**WHAT THE EXERCISE ASKS**
Exactly as given, repeat all of the entries.

## BEGIN THE RECORDS

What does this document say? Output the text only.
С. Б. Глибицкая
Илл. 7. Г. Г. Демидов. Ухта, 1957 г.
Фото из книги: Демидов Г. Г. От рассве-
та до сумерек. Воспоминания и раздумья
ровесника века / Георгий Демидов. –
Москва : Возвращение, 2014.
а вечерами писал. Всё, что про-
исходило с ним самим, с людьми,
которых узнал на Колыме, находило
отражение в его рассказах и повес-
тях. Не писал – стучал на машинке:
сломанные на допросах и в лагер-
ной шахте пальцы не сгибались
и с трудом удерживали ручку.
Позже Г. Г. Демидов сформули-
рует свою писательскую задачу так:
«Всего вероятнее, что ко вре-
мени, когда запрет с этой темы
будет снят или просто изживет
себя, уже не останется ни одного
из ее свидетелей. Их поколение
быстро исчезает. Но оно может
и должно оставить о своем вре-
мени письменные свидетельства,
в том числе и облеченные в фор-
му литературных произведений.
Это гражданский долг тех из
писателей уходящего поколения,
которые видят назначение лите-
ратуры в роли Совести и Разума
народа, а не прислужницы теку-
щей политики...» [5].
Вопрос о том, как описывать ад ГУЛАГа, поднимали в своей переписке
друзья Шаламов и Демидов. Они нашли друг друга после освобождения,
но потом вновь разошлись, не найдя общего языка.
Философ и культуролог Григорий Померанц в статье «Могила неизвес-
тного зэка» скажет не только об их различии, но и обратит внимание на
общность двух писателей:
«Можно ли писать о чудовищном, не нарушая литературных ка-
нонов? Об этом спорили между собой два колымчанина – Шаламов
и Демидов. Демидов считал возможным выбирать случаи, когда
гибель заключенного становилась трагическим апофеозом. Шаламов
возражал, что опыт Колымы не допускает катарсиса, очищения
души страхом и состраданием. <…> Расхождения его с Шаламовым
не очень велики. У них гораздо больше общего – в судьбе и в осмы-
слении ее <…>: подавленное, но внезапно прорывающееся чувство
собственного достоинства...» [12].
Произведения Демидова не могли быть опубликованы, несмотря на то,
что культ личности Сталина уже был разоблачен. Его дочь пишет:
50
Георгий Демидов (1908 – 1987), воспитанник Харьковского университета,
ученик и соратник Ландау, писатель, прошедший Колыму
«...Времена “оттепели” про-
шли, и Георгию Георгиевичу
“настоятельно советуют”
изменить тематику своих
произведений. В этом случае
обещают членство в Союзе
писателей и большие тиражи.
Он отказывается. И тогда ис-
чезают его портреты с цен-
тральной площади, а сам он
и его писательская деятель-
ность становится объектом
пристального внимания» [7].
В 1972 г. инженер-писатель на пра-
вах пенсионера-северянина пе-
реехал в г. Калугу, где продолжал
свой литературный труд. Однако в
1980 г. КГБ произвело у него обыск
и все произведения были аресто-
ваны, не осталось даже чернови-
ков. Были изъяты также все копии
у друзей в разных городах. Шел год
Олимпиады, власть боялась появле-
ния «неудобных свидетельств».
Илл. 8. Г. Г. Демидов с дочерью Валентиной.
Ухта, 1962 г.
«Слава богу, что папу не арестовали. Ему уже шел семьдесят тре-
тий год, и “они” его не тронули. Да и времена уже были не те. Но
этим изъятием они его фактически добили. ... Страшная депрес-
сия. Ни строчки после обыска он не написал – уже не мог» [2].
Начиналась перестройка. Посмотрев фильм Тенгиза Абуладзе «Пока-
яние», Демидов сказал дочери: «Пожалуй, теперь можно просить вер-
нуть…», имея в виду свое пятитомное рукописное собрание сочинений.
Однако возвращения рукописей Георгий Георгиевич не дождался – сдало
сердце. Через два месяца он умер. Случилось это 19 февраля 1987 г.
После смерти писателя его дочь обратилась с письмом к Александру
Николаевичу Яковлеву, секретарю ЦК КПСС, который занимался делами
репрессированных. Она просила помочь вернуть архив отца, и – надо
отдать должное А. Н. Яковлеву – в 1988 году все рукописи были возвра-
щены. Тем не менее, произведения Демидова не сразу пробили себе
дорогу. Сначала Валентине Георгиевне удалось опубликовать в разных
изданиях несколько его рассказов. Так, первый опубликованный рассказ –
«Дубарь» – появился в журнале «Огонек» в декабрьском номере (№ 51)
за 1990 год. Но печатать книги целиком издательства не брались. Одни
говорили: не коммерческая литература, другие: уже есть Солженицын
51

## END THE RECORDS

**RIGHT ANSWER**
What does this document say? Output the text only.
С. Б. Глибицкая
Илл. 7. Г. Г. Демидов. Ухта, 1957 г.
Фото из книги: Демидов Г. Г. От рассве-
та до сумерек. Воспоминания и раздумья
ровесника века / Георгий Демидов. –
Москва : Возвращение, 2014.
а вечерами писал. Всё, что про-
исходило с ним самим, с людьми,
которых узнал на Колыме, находило
отражение в его рассказах и повес-
тях. Не писал – стучал на машинке:
сломанные на допросах и в лагер-
ной шахте пальцы не сгибались
и с трудом удерживали ручку.
Позже Г. Г. Демидов сформули-
рует свою писательскую задачу так:
«Всего вероятнее, что ко вре-
мени, когда запрет с этой темы
будет снят или просто изживет
себя, уже не останется ни одного
из ее свидетелей. Их поколение
быстро исчезает. Но оно может
и должно оставить о своем вре-
мени письменные свидетельства,
в том числе и облеченные в фор-
му литературных произведений.
Это гражданский долг тех из
писателей уходящего поколения,
которые видят назначение лите-
ратуры в роли Совести и Разума
народа, а не прислужницы теку-
щей политики...» [5].
Вопрос о том, как описывать ад ГУЛАГа, поднимали в своей переписке
друзья Шаламов и Демидов. Они нашли друг друга после освобождения,
но потом вновь разошлись, не найдя общего языка.
Философ и культуролог Григорий Померанц в статье «Могила неизвес-
тного зэка» скажет не только об их различии, но и обратит внимание на
общность двух писателей:
«Можно ли писать о чудовищном, не нарушая литературных ка-
нонов? Об этом спорили между собой два колымчанина – Шаламов
и Демидов. Демидов считал возможным выбирать случаи, когда
гибель заключенного становилась трагическим апофеозом. Шаламов
возражал, что опыт Колымы не допускает катарсиса, очищения
души страхом и состраданием. <…> Расхождения его с Шаламовым
не очень велики. У них гораздо больше общего – в судьбе и в осмы-
слении ее <…>: подавленное, но внезапно прорывающееся чувство
собственного достоинства...» [12].
Произведения Демидова не могли быть опубликованы, несмотря на то,
что культ личности Сталина уже был разоблачен. Его дочь пишет:
50
Георгий Демидов (1908 – 1987), воспитанник Харьковского университета,
ученик и соратник Ландау, писатель, прошедший Колыму
«...Времена “оттепели” про-
шли, и Георгию Георгиевичу
“настоятельно советуют”
изменить тематику своих
произведений. В этом случае
обещают членство в Союзе
писателей и большие тиражи.
Он отказывается. И тогда ис-
чезают его портреты с цен-
тральной площади, а сам он
и его писательская деятель-
ность становится объектом
пристального внимания» [7].
В 1972 г. инженер-писатель на пра-
вах пенсионера-северянина пе-
реехал в г. Калугу, где продолжал
свой литературный труд. Однако в
1980 г. КГБ произвело у него обыск
и все произведения были аресто-
ваны, не осталось даже чернови-
ков. Были изъяты также все копии
у друзей в разных городах. Шел год
Олимпиады, власть боялась появле-
ния «неудобных свидетельств».
Илл. 8. Г. Г. Демидов с дочерью Валентиной.
Ухта, 1962 г.
«Слава богу, что папу не арестовали. Ему уже шел семьдесят тре-
тий год, и “они” его не тронули. Да и времена уже были не те. Но
этим изъятием они его фактически добили. ... Страшная депрес-
сия. Ни строчки после обыска он не написал – уже не мог» [2].
Начиналась перестройка. Посмотрев фильм Тенгиза Абуладзе «Пока-
яние», Демидов сказал дочери: «Пожалуй, теперь можно просить вер-
нуть…», имея в виду свое пятитомное рукописное собрание сочинений.
Однако возвращения рукописей Георгий Георгиевич не дождался – сдало
сердце. Через два месяца он умер. Случилось это 19 февраля 1987 г.
После смерти писателя его дочь обратилась с письмом к Александру
Николаевичу Яковлеву, секретарю ЦК КПСС, который занимался делами
репрессированных. Она просила помочь вернуть архив отца, и – надо
отдать должное А. Н. Яковлеву – в 1988 году все рукописи были возвра-
щены. Тем не менее, произведения Демидова не сразу пробили себе
дорогу. Сначала Валентине Георгиевне удалось опубликовать в разных
изданиях несколько его рассказов. Так, первый опубликованный рассказ –
«Дубарь» – появился в журнале «Огонек» в декабрьском номере (№ 51)
за 1990 год. Но печатать книги целиком издательства не брались. Одни
говорили: не коммерческая литература, другие: уже есть Солженицын
51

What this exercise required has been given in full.